[What you will do] Pictures stay out of your copy, but everything else in the records below must be repeated exactly.

[Material for this exercise]

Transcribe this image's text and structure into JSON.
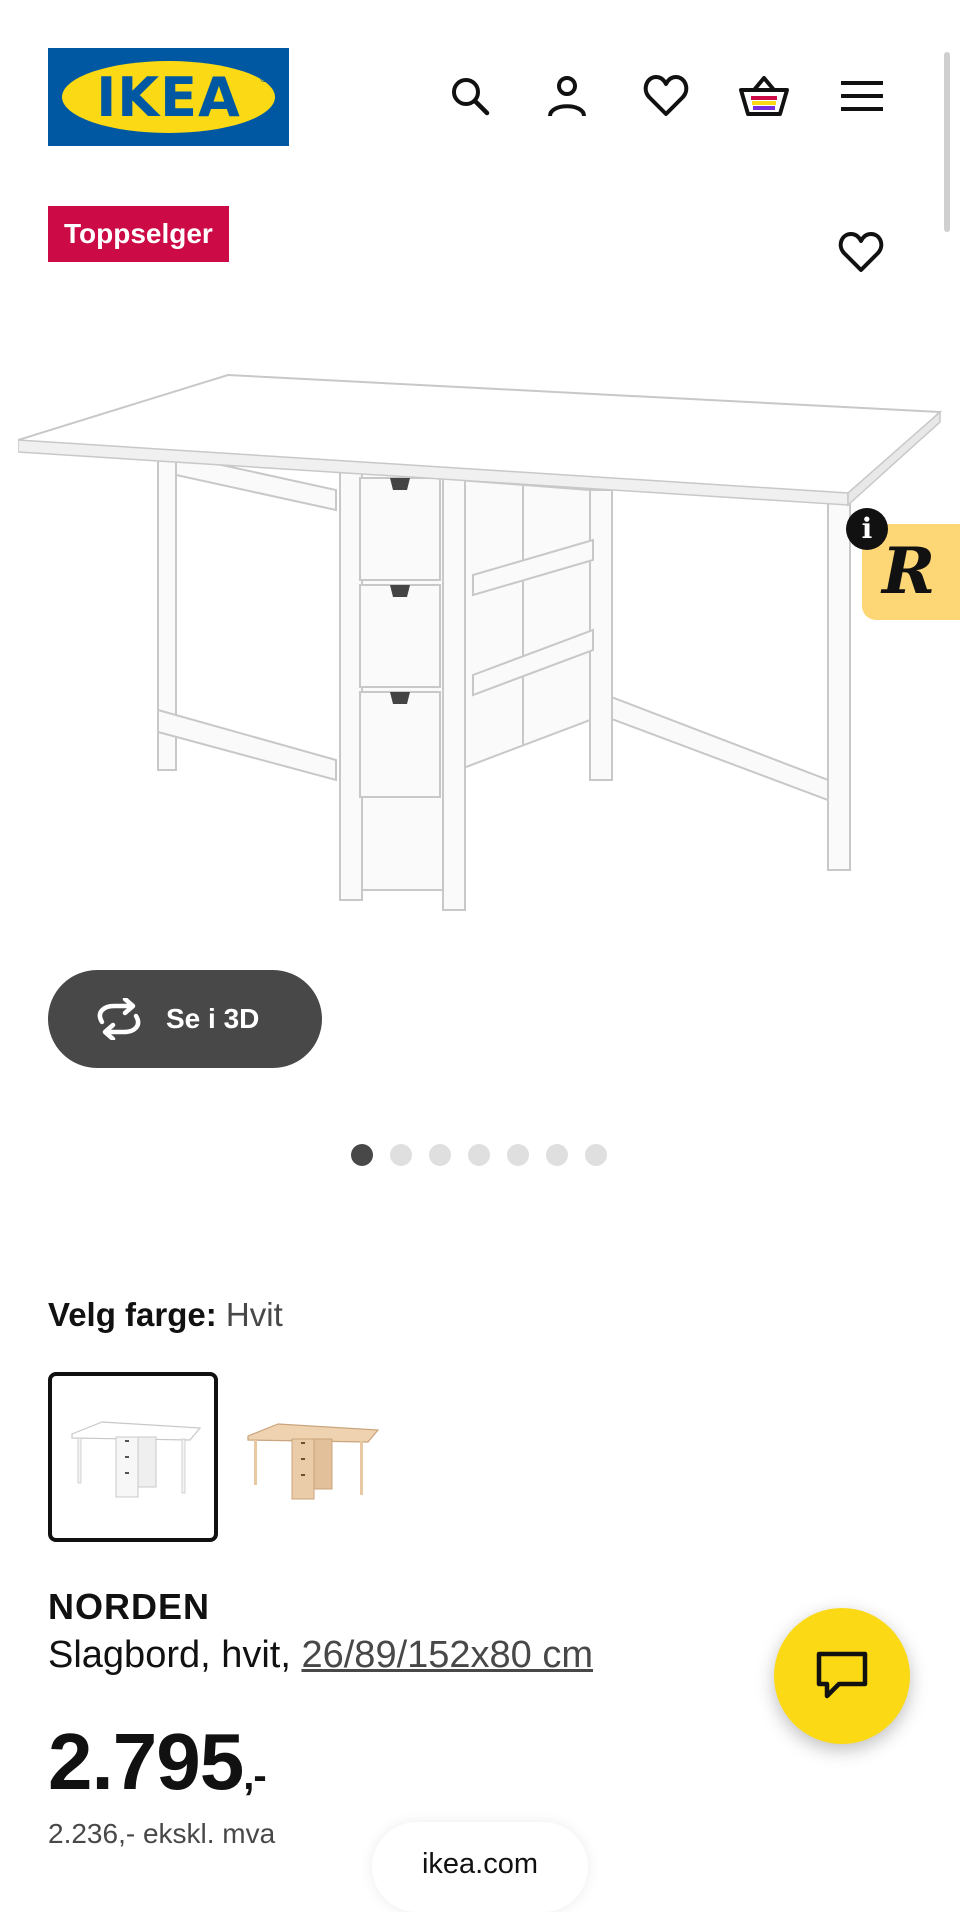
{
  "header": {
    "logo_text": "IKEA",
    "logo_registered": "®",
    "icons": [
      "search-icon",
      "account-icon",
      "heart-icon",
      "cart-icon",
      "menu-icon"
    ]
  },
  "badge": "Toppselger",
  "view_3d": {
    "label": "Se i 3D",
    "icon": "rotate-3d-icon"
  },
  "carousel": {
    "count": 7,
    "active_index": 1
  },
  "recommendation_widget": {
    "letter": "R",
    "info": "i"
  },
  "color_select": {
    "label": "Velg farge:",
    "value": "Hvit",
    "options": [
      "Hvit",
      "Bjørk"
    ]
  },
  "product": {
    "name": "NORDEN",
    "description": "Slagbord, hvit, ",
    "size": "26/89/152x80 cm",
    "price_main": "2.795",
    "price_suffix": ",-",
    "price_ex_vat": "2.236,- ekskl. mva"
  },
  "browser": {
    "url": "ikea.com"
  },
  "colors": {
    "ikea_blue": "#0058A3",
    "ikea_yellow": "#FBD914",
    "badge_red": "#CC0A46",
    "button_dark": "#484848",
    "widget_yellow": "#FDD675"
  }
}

[Full solution]
Transcribe this image's text and structure into JSON.
{
  "header": {
    "logo_text": "IKEA",
    "logo_registered": "®",
    "icons": [
      "search-icon",
      "account-icon",
      "heart-icon",
      "cart-icon",
      "menu-icon"
    ]
  },
  "badge": "Toppselger",
  "view_3d": {
    "label": "Se i 3D",
    "icon": "rotate-3d-icon"
  },
  "carousel": {
    "count": 7,
    "active_index": 1
  },
  "recommendation_widget": {
    "letter": "R",
    "info": "i"
  },
  "color_select": {
    "label": "Velg farge:",
    "value": "Hvit",
    "options": [
      "Hvit",
      "Bjørk"
    ]
  },
  "product": {
    "name": "NORDEN",
    "description": "Slagbord, hvit, ",
    "size": "26/89/152x80 cm",
    "price_main": "2.795",
    "price_suffix": ",-",
    "price_ex_vat": "2.236,- ekskl. mva"
  },
  "browser": {
    "url": "ikea.com"
  },
  "colors": {
    "ikea_blue": "#0058A3",
    "ikea_yellow": "#FBD914",
    "badge_red": "#CC0A46",
    "button_dark": "#484848",
    "widget_yellow": "#FDD675"
  }
}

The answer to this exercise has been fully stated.